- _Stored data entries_
# # # # # # #

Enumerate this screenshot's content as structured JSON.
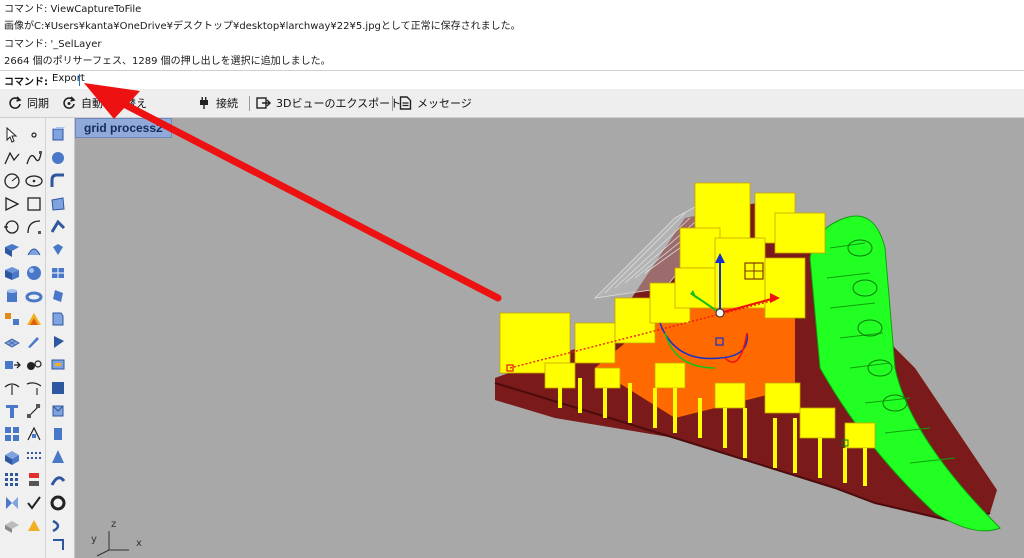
{
  "command_history": [
    "コマンド: ViewCaptureToFile",
    "画像がC:¥Users¥kanta¥OneDrive¥デスクトップ¥desktop¥larchway¥22¥5.jpgとして正常に保存されました。",
    "コマンド: '_SelLayer",
    "2664 個のポリサーフェス、1289 個の押し出しを選択に追加しました。"
  ],
  "command_prompt": {
    "label": "コマンド:",
    "value": "Export"
  },
  "toolbar": {
    "sync": "同期",
    "auto_switch": "自動切り替え",
    "connect": "接続",
    "export_3d": "3Dビューのエクスポート",
    "message": "メッセージ"
  },
  "viewport": {
    "tab_label": "grid process2",
    "axes": {
      "x": "x",
      "y": "y",
      "z": "z"
    }
  },
  "colors": {
    "annotation_arrow": "#ee1111",
    "selected_mass": "#ffff00",
    "green_tube": "#22ff22",
    "base_slab": "#7a1a1a",
    "viewport_bg": "#a8a8a8",
    "tab_bg": "#8fa9d9"
  },
  "icons": [
    "sync-icon",
    "auto-switch-icon",
    "plug-icon",
    "export-icon",
    "message-icon",
    "arrow-icon",
    "point-icon",
    "curve-icon",
    "circle-icon",
    "arc-icon",
    "polygon-icon",
    "rectangle-icon",
    "surface-icon",
    "box-icon",
    "sphere-icon",
    "cylinder-icon",
    "boolean-icon",
    "mesh-icon",
    "text-icon",
    "grid-icon",
    "check-icon",
    "dimension-icon"
  ]
}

# # # # # # #

- _EXERCISE DETAILS_
Quote the material in full and exactly; do not carry over its pictures.

- _FINISHED ANSWER_
Enumerate this screenshot's content as structured JSON.
{
  "command_history": [
    "コマンド: ViewCaptureToFile",
    "画像がC:¥Users¥kanta¥OneDrive¥デスクトップ¥desktop¥larchway¥22¥5.jpgとして正常に保存されました。",
    "コマンド: '_SelLayer",
    "2664 個のポリサーフェス、1289 個の押し出しを選択に追加しました。"
  ],
  "command_prompt": {
    "label": "コマンド:",
    "value": "Export"
  },
  "toolbar": {
    "sync": "同期",
    "auto_switch": "自動切り替え",
    "connect": "接続",
    "export_3d": "3Dビューのエクスポート",
    "message": "メッセージ"
  },
  "viewport": {
    "tab_label": "grid process2",
    "axes": {
      "x": "x",
      "y": "y",
      "z": "z"
    }
  },
  "colors": {
    "annotation_arrow": "#ee1111",
    "selected_mass": "#ffff00",
    "green_tube": "#22ff22",
    "base_slab": "#7a1a1a",
    "viewport_bg": "#a8a8a8",
    "tab_bg": "#8fa9d9"
  },
  "icons": [
    "sync-icon",
    "auto-switch-icon",
    "plug-icon",
    "export-icon",
    "message-icon",
    "arrow-icon",
    "point-icon",
    "curve-icon",
    "circle-icon",
    "arc-icon",
    "polygon-icon",
    "rectangle-icon",
    "surface-icon",
    "box-icon",
    "sphere-icon",
    "cylinder-icon",
    "boolean-icon",
    "mesh-icon",
    "text-icon",
    "grid-icon",
    "check-icon",
    "dimension-icon"
  ]
}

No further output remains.